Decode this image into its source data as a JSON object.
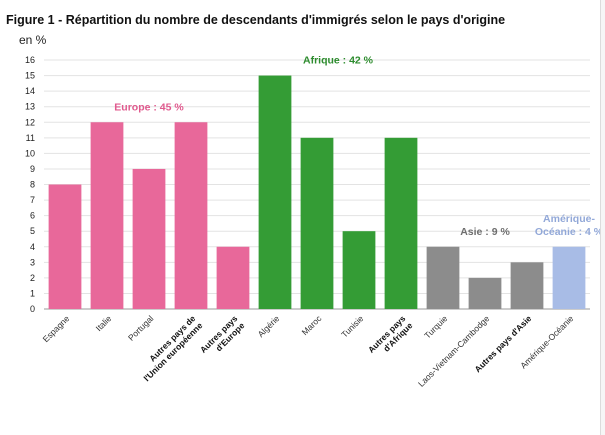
{
  "chart_data": {
    "type": "bar",
    "title": "Figure 1 - Répartition du nombre de descendants d'immigrés selon le pays d'origine",
    "ylabel": "en %",
    "ylim": [
      0,
      16
    ],
    "yticks": [
      0,
      1,
      2,
      3,
      4,
      5,
      6,
      7,
      8,
      9,
      10,
      11,
      12,
      13,
      14,
      15,
      16
    ],
    "grid": true,
    "categories": [
      {
        "label": "Espagne",
        "lines": [
          "Espagne"
        ],
        "bold": false,
        "value": 8,
        "group": 0
      },
      {
        "label": "Italie",
        "lines": [
          "Italie"
        ],
        "bold": false,
        "value": 12,
        "group": 0
      },
      {
        "label": "Portugal",
        "lines": [
          "Portugal"
        ],
        "bold": false,
        "value": 9,
        "group": 0
      },
      {
        "label": "Autres pays de l'Union européenne",
        "lines": [
          "Autres pays de",
          "l'Union européenne"
        ],
        "bold": true,
        "value": 12,
        "group": 0
      },
      {
        "label": "Autres pays d'Europe",
        "lines": [
          "Autres pays",
          "d'Europe"
        ],
        "bold": true,
        "value": 4,
        "group": 0
      },
      {
        "label": "Algérie",
        "lines": [
          "Algérie"
        ],
        "bold": false,
        "value": 15,
        "group": 1
      },
      {
        "label": "Maroc",
        "lines": [
          "Maroc"
        ],
        "bold": false,
        "value": 11,
        "group": 1
      },
      {
        "label": "Tunisie",
        "lines": [
          "Tunisie"
        ],
        "bold": false,
        "value": 5,
        "group": 1
      },
      {
        "label": "Autres pays d'Afrique",
        "lines": [
          "Autres pays",
          "d'Afrique"
        ],
        "bold": true,
        "value": 11,
        "group": 1
      },
      {
        "label": "Turquie",
        "lines": [
          "Turquie"
        ],
        "bold": false,
        "value": 4,
        "group": 2
      },
      {
        "label": "Laos-Vietnam-Cambodge",
        "lines": [
          "Laos-Vietnam-Cambodge"
        ],
        "bold": false,
        "value": 2,
        "group": 2
      },
      {
        "label": "Autres pays d'Asie",
        "lines": [
          "Autres pays d'Asie"
        ],
        "bold": true,
        "value": 3,
        "group": 2
      },
      {
        "label": "Amérique-Océanie",
        "lines": [
          "Amérique-Océanie"
        ],
        "bold": false,
        "value": 4,
        "group": 3
      }
    ],
    "groups": [
      {
        "name": "Europe : 45 %",
        "lines": [
          "Europe : 45 %"
        ],
        "color": "#e8689a",
        "label_color": "#e05a8e"
      },
      {
        "name": "Afrique : 42 %",
        "lines": [
          "Afrique : 42 %"
        ],
        "color": "#349c35",
        "label_color": "#2d8c2e"
      },
      {
        "name": "Asie : 9 %",
        "lines": [
          "Asie : 9 %"
        ],
        "color": "#8c8c8c",
        "label_color": "#6e6e6e"
      },
      {
        "name": "Amérique-Océanie : 4 %",
        "lines": [
          "Amérique-",
          "Océanie : 4 %"
        ],
        "color": "#a8bce6",
        "label_color": "#92a8d8"
      }
    ]
  }
}
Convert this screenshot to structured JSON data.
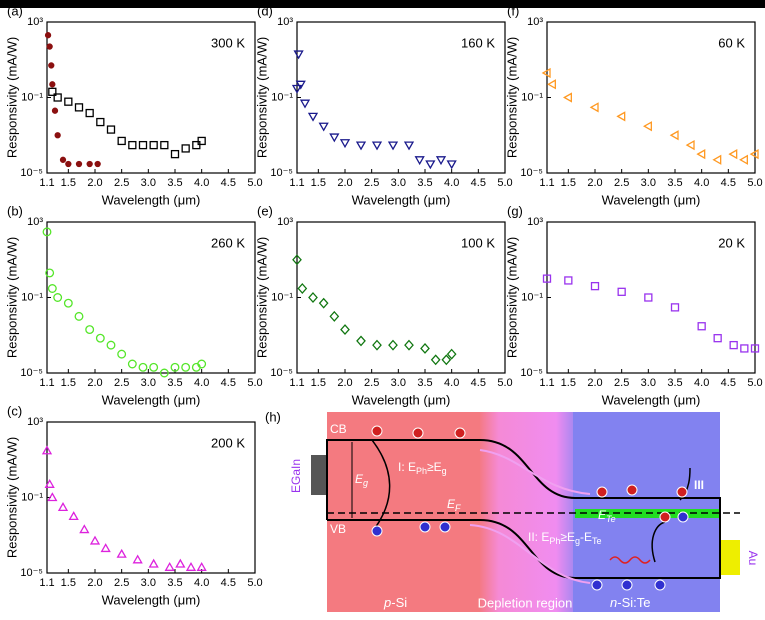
......
[WHAT THE EXERCISE ASKS]: Write out every line from the entries where "Europe" appears.

[ANSWER TO THIS PROBLEM]:
        "label": "Autres pays d'Europe",
          "d'Europe"
        "name": "Europe : 45 %",
          "Europe : 45 %"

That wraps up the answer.